**Text extract:**

:::

Are there any books that you have read and ENJOYED that did not have any characters you liked? Do you think a likeable lead character is a must to enjoy a story?
No, I don't think a "likable" lead character is a necessity by any means. In fact, a leading character who is too good becomes noisome to me. I like my diamonds in various stages of roughness, I guess, and find those who are relentless bright and shining pearls puke-inducing.
Tom Ripley in The Talented Mr. Ripley is basically a weak and unsavory person, who goes from bad to worse. Yet if he weren't that way, there would be no story. And it is a testamony to Patricia Highsmith's great skill that she makes you root for this creep, despite the fact that he is essentially despicable.
I read a Japanese novel a couple of years ago about four middle aged workers in a packed quick meal plant. One of them kills her husband in burst of anger, as I recall, and three others help her carve his corpse into disposable pieces and scatter them. All of them were highly flawed women, the murder apart, but at least one of them - the one with the most guts was admirable even as she became the force that held the murderers together, sometimes almost ruthlessly.
I read Like the Sun Rushing, a novel about a gay man growing up in the decades before and into the AIDS epidemic. This was a case where as a child he was likable and pitiable, but as the book progressed he became self-pitying until in the end the two strands of his personality are so woven together that they have become inseparable. And the fascination was to watch the interplay of his now habitual weakness and cynicism with his remaining instincts for compassion and good.
As I said then, "likeable" for me doesn't necessarily mean the protagonist has to be a stereotypical "hero" or "heroine". They can be seriously flawed but if they are an interesting character, I will still like them.
Amber St Clare from Forever Amber is an example of a flawed character who I DID like because she was also interesting.
Holden Caudlfield from Catcher in the Rye is an example of a flawed character I DIDN'T like because I just found him annoying and not interesting at all.
You are right PA2UK. I had even left a comment on the topic. I must have been having a "senior moment" when I started this new thread. That thread pretty well answered my question.
GL2
As I said then, "likeable" for me doesn't necessarily mean the protagonist has to be a stereotypical "hero" or "heroine". They can be seriously flawed but if they are an interesting character, I will still like them.
Amber St Clare from Forever Amber is an example of a flawed character who I DID like because she was also interesting.
Holden Caudlfield from Catcher in the Rye is an example of a flawed character I DIDN'T like because I just found him annoying and not interesting at all.
Had same reaction to these characters.
Could never grasp why Holden Caulfield became such a well-loved fictional character.

:::

**Provided material:**
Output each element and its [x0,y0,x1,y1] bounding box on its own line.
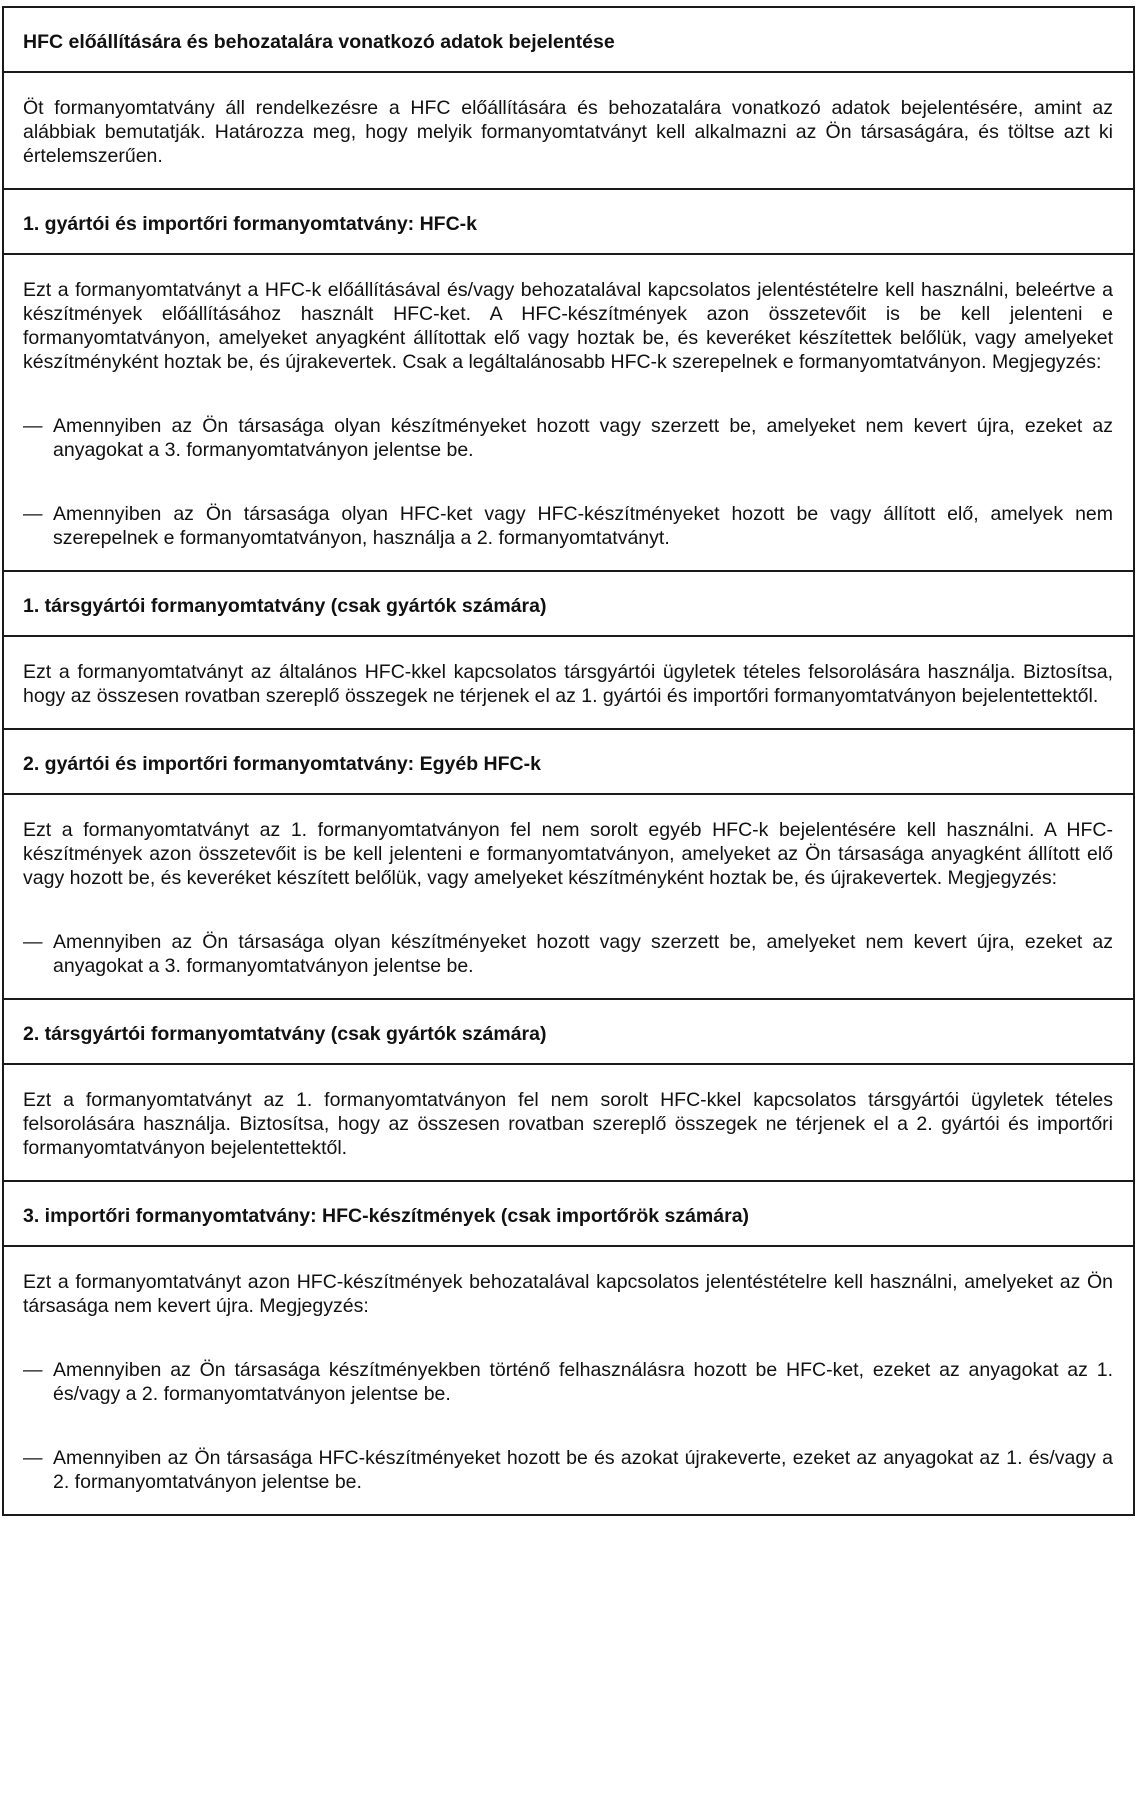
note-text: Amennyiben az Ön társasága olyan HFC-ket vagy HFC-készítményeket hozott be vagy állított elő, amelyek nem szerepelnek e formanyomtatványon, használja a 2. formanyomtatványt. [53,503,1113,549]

:::

**Written tasks:**
1. Repeat the passage of the discussion about likeable lead characters, everything from "You are right" down to "to these characters.".
2. Carry on the discussion about likeable lead characters past its final line.
The listing has no connection to the discussion about likeable characters.

**Answers provided:**
1.
You are right PA2UK. I had even left a comment on the topic. I must have been having a "senior moment" when I started this new thread. That thread pretty well answered my question.
GL2
As I said then, "likeable" for me doesn't necessarily mean the protagonist has to be a stereotypical "hero" or "heroine". They can be seriously flawed but if they are an interesting character, I will still like them.
Amber St Clare from Forever Amber is an example of a flawed character who I DID like because she was also interesting.
Holden Caudlfield from Catcher in the Rye is an example of a flawed character I DIDN'T like because I just found him annoying and not interesting at all.
Had same reaction to these characters.

2.
All the characters in Thomas Berger's "Neighbors" were pretty dreadful. Sometimes I keep reading a book in hopes that something redeeming will happen, but this one just kept getting worse and worse, and I took solace in the fact that they deserved the worst. Thank goodness, "The Out of Towners" with Lemmon/Dennis was not a book. That was blackboard-screeching, I wanted to strangle them.
The people in Andrew Dubus' "House of Sand and Fog" were hard to like, no matter how one sympathized with each one's predicament.
Of course, a good writer will be gifted at making the reader hate certain antagonists in the story, but I don't think that is what you're talking about. Or is it?
A character in her novel My Sister, My Love (2008) is guy named Bix Rampike who is the husband of the main character ... what an infuriating character he is! An "Alpha" male: handsome, sexy, charming, ambitious, a successful executive on the way up ... yet arrogant, selfish, patronizing, and totally contemptible as well.
The story is a fictionalized account of the Jon Benet Ramsey murder. Interesting!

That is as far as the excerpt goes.